> [What to produce]: Filter the entries below, keeping every line that has the word "visible".

> [Material for this exercise]:
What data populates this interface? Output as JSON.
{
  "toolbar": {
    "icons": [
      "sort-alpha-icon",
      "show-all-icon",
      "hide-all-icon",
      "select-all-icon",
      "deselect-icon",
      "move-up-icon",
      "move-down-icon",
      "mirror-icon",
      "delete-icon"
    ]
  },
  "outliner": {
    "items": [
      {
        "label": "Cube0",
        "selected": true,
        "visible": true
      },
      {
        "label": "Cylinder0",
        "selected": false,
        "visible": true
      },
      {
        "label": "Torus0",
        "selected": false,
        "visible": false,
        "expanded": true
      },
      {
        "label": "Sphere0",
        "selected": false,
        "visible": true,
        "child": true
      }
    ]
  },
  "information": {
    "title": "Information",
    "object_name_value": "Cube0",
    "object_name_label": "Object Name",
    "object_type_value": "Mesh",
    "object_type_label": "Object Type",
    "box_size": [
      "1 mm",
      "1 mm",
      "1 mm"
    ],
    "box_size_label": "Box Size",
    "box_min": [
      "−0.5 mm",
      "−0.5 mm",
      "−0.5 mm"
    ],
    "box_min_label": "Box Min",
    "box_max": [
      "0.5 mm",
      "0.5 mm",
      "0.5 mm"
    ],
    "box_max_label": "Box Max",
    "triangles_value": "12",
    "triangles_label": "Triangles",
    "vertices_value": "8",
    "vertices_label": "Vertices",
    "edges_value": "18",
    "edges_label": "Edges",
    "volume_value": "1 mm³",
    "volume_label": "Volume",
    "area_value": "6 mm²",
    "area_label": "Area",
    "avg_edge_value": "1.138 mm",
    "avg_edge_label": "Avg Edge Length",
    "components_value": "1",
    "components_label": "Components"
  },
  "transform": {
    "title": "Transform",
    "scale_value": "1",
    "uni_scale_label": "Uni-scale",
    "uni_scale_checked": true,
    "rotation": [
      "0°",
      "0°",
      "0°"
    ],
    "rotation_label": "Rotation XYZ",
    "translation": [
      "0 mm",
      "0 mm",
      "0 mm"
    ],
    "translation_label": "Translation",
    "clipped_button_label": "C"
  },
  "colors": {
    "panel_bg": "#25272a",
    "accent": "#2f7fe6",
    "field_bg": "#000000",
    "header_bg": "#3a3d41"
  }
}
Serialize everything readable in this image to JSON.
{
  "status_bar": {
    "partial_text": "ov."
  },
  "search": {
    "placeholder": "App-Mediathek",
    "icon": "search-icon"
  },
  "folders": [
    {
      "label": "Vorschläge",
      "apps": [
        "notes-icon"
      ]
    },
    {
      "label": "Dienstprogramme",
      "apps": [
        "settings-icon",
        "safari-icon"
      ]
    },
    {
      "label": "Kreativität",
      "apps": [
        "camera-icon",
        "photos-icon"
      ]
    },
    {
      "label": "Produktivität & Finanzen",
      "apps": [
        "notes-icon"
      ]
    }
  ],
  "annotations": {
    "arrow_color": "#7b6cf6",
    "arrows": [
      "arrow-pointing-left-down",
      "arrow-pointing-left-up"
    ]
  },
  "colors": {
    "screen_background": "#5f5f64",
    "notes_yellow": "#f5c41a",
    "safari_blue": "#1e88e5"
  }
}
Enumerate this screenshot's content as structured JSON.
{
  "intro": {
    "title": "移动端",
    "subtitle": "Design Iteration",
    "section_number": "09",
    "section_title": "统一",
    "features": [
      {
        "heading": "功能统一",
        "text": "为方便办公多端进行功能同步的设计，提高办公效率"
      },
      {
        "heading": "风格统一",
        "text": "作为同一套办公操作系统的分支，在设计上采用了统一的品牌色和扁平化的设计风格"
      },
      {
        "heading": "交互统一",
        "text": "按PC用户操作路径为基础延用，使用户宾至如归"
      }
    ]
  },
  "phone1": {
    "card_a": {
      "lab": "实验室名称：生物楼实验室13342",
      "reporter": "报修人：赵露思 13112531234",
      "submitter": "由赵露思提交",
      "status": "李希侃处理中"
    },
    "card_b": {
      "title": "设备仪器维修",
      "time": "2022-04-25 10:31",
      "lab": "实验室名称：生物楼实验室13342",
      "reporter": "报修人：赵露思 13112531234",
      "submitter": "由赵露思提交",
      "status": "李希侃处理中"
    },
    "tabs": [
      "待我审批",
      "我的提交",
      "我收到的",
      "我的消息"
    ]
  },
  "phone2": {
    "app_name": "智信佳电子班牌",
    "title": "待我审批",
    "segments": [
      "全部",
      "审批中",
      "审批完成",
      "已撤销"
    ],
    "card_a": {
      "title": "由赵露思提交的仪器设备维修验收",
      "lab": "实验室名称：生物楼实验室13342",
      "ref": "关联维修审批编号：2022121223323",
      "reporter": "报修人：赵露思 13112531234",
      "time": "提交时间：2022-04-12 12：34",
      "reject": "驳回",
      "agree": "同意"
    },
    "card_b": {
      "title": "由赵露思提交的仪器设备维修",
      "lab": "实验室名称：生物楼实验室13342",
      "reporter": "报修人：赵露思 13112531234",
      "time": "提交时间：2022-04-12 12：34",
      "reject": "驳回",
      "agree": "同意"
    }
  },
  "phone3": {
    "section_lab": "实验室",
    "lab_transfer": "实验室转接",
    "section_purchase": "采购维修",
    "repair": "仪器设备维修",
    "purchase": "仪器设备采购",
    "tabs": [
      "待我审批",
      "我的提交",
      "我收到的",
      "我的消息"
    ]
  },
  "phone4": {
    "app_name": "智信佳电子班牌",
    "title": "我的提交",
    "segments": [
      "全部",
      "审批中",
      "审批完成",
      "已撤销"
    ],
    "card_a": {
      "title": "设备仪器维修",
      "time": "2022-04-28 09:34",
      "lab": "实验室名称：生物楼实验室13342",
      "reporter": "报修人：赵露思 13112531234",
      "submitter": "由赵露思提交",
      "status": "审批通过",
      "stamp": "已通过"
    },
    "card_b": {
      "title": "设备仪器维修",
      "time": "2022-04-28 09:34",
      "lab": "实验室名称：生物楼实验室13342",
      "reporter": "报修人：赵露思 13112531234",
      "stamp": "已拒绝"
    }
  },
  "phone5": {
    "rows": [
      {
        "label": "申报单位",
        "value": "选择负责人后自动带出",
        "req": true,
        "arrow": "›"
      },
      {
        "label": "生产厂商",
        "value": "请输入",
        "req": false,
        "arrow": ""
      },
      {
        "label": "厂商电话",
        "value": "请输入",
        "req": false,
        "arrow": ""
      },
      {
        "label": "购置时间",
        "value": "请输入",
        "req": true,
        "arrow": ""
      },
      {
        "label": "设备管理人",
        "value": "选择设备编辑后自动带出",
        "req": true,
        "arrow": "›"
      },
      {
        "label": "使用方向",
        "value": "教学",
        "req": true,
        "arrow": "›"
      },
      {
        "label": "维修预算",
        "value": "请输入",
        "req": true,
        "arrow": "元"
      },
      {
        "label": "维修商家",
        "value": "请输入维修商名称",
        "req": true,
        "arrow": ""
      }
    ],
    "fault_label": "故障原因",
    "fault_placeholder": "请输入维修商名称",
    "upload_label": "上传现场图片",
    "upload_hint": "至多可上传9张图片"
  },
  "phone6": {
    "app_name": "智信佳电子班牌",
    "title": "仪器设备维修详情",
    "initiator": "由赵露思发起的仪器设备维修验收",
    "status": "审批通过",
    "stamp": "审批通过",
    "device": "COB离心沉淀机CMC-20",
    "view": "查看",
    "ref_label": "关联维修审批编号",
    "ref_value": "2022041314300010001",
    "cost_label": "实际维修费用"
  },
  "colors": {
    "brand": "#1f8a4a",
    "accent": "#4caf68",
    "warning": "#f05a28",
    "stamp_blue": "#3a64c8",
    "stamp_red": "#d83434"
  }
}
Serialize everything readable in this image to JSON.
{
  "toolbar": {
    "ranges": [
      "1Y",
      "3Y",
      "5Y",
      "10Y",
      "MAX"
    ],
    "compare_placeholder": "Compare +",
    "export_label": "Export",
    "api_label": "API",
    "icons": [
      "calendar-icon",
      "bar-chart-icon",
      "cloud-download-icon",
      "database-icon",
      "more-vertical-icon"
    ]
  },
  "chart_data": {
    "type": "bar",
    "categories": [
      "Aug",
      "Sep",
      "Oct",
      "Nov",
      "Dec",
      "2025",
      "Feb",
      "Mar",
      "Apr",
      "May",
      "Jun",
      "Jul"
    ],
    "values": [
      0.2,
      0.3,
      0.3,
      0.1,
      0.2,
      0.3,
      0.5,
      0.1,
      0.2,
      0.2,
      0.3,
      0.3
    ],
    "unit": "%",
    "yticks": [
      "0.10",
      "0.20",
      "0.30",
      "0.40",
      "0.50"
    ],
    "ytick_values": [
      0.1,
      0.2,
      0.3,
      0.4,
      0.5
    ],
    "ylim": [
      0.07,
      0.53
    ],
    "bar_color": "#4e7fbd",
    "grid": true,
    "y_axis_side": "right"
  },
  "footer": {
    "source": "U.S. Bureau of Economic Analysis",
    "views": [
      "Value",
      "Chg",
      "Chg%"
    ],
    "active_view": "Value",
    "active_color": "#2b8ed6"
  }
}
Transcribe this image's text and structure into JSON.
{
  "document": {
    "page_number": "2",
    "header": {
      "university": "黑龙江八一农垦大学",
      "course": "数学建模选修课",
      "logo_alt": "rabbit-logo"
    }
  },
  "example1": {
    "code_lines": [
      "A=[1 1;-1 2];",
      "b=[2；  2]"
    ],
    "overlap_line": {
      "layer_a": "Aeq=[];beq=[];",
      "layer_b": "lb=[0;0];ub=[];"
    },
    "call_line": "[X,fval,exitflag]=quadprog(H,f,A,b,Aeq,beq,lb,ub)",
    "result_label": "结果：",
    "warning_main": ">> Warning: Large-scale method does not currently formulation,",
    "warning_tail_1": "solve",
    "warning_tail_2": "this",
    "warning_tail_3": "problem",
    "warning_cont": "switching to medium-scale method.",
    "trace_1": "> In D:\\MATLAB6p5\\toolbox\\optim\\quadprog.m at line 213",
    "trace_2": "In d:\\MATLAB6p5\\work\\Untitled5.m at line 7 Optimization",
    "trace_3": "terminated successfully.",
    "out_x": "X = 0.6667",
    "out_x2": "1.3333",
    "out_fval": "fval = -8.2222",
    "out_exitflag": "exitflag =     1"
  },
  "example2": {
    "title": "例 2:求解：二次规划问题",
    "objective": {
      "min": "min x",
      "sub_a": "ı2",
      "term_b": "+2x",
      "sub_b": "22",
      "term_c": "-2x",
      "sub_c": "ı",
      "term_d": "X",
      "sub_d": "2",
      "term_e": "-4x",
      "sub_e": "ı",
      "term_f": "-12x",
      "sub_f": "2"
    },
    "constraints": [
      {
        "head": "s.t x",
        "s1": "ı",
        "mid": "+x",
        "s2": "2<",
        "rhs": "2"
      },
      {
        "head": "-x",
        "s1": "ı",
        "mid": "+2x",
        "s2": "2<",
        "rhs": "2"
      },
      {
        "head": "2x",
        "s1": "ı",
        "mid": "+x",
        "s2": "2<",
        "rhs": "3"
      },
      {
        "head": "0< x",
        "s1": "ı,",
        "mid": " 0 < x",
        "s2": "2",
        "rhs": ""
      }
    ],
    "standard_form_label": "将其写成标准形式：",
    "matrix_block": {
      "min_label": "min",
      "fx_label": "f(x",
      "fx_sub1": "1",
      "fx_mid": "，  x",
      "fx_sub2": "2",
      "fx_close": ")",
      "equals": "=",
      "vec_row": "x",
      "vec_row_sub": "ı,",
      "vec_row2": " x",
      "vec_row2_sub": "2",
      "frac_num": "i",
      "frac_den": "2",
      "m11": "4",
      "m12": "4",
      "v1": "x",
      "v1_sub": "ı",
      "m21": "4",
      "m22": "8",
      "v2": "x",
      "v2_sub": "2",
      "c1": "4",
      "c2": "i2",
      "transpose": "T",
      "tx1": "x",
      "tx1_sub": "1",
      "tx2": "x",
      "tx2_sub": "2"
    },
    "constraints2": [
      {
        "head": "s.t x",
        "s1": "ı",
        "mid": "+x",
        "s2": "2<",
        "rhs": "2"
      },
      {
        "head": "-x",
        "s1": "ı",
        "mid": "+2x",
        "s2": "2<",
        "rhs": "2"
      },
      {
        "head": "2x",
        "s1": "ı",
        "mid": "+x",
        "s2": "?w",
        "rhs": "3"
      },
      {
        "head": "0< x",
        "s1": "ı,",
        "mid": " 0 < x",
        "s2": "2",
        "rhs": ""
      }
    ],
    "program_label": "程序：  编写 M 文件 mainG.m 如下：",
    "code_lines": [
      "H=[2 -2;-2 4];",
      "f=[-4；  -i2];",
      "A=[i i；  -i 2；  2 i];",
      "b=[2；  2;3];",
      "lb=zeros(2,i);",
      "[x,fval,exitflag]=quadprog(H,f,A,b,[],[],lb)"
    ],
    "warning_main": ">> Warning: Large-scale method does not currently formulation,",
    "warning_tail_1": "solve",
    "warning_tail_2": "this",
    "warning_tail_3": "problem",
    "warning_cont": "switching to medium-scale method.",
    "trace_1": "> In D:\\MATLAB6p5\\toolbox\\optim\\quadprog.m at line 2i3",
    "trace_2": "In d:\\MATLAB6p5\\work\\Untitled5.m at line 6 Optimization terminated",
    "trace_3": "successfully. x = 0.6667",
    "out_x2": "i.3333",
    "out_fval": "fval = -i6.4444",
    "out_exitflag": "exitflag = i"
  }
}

> [Task output]:
        "visible": true
        "visible": true
        "visible": false,
        "visible": true,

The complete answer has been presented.